- [WHAT IS EXPECTED]: Which lines in the material below contain the word "image"? Copy each of them.

Collected data entries
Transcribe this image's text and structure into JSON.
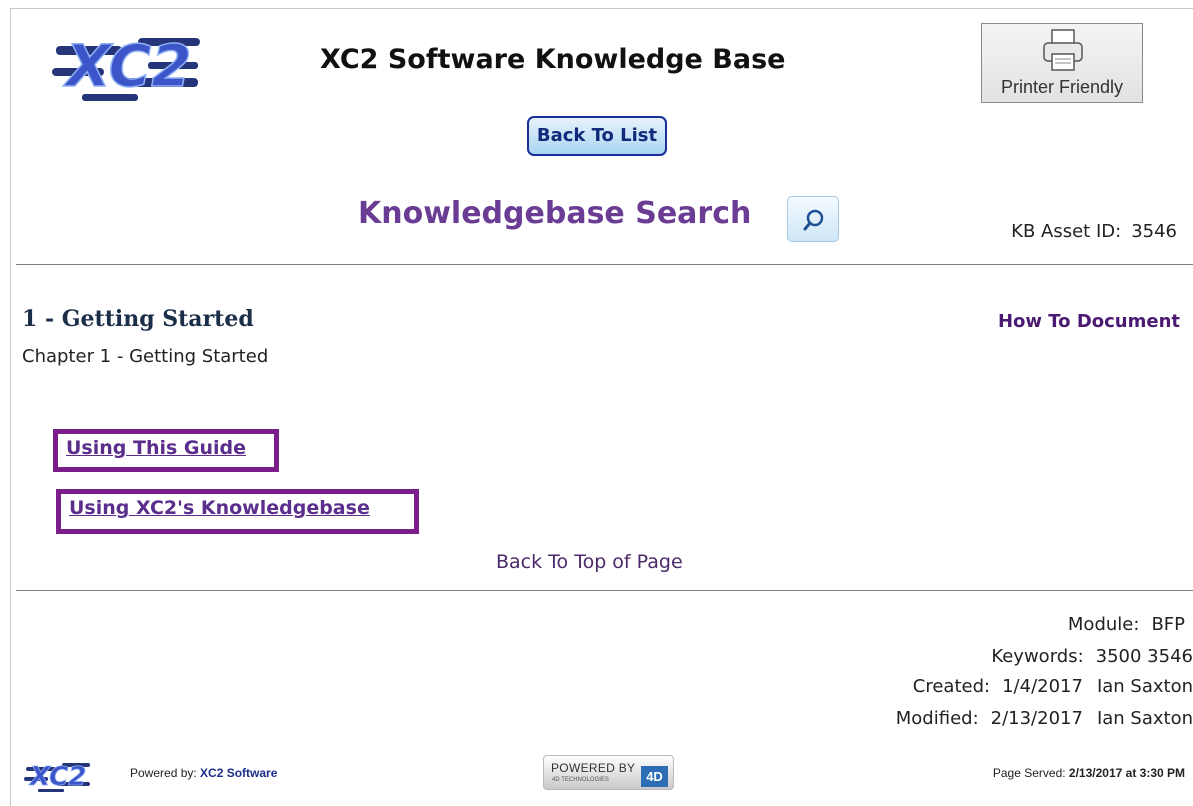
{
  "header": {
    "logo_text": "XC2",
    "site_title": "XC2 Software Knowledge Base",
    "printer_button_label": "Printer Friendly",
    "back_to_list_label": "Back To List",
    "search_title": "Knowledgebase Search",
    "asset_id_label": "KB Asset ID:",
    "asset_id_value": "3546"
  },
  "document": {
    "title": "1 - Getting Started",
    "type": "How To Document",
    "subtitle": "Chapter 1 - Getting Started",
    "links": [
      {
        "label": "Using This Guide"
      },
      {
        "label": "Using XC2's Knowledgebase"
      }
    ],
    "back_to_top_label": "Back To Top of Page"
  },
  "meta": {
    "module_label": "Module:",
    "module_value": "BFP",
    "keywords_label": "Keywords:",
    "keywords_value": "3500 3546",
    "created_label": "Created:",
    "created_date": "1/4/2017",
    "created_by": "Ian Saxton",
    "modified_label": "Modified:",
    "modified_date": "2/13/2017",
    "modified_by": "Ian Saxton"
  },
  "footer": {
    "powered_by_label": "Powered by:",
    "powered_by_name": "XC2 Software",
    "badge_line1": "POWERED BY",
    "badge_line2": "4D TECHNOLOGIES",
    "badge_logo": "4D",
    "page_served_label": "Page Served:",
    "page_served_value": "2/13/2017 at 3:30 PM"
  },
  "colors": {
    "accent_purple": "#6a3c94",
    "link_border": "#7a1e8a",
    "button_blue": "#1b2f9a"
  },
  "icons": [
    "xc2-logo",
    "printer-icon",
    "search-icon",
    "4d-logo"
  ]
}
...
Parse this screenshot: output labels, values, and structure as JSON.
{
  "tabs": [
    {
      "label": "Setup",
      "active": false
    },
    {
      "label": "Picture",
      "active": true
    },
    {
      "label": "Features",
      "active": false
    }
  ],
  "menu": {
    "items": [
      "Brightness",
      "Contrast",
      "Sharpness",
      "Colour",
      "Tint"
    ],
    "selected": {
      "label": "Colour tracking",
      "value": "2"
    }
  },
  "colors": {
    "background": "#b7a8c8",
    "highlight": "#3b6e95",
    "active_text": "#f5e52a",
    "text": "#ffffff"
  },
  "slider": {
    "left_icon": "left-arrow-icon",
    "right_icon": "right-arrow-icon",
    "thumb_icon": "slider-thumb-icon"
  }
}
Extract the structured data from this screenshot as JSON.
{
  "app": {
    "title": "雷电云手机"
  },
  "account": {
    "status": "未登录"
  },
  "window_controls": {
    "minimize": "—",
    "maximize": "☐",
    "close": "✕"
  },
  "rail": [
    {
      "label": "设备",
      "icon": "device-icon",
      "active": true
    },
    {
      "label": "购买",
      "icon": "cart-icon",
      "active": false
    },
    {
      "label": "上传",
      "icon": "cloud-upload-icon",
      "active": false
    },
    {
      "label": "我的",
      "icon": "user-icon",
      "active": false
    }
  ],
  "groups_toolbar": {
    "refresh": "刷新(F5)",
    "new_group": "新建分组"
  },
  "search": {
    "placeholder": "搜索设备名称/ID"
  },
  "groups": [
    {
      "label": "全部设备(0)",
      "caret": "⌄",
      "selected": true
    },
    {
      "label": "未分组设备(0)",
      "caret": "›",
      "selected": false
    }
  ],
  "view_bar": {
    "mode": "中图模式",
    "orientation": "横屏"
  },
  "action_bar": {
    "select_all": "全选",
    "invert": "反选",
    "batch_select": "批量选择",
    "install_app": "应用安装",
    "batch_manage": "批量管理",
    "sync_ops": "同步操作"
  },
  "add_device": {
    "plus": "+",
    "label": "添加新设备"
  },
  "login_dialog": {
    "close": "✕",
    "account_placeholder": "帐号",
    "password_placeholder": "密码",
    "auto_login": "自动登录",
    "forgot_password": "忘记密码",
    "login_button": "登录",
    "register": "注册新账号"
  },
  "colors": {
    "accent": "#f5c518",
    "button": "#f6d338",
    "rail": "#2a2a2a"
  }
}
* * *
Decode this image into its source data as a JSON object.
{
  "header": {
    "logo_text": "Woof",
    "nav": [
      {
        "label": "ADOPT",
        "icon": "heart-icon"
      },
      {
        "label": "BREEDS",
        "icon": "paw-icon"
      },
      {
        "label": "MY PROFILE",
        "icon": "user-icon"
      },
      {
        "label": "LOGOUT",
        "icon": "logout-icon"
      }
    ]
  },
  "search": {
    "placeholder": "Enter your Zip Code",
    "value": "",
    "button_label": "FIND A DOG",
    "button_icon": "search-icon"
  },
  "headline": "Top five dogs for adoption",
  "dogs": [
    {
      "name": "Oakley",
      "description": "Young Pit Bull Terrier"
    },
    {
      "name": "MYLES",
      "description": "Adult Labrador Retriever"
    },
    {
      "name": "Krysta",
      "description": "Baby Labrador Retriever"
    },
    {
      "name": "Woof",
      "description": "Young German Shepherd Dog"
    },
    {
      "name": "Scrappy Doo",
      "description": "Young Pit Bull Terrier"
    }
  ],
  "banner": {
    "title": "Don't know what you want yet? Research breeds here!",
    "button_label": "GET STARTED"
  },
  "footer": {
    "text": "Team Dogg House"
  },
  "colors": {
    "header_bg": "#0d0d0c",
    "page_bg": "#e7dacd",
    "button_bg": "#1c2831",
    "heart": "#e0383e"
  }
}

- [REPLY TO THE TASK]:
Transcribe this image's text and structure into JSON.
Decode this image into its source data as a JSON object.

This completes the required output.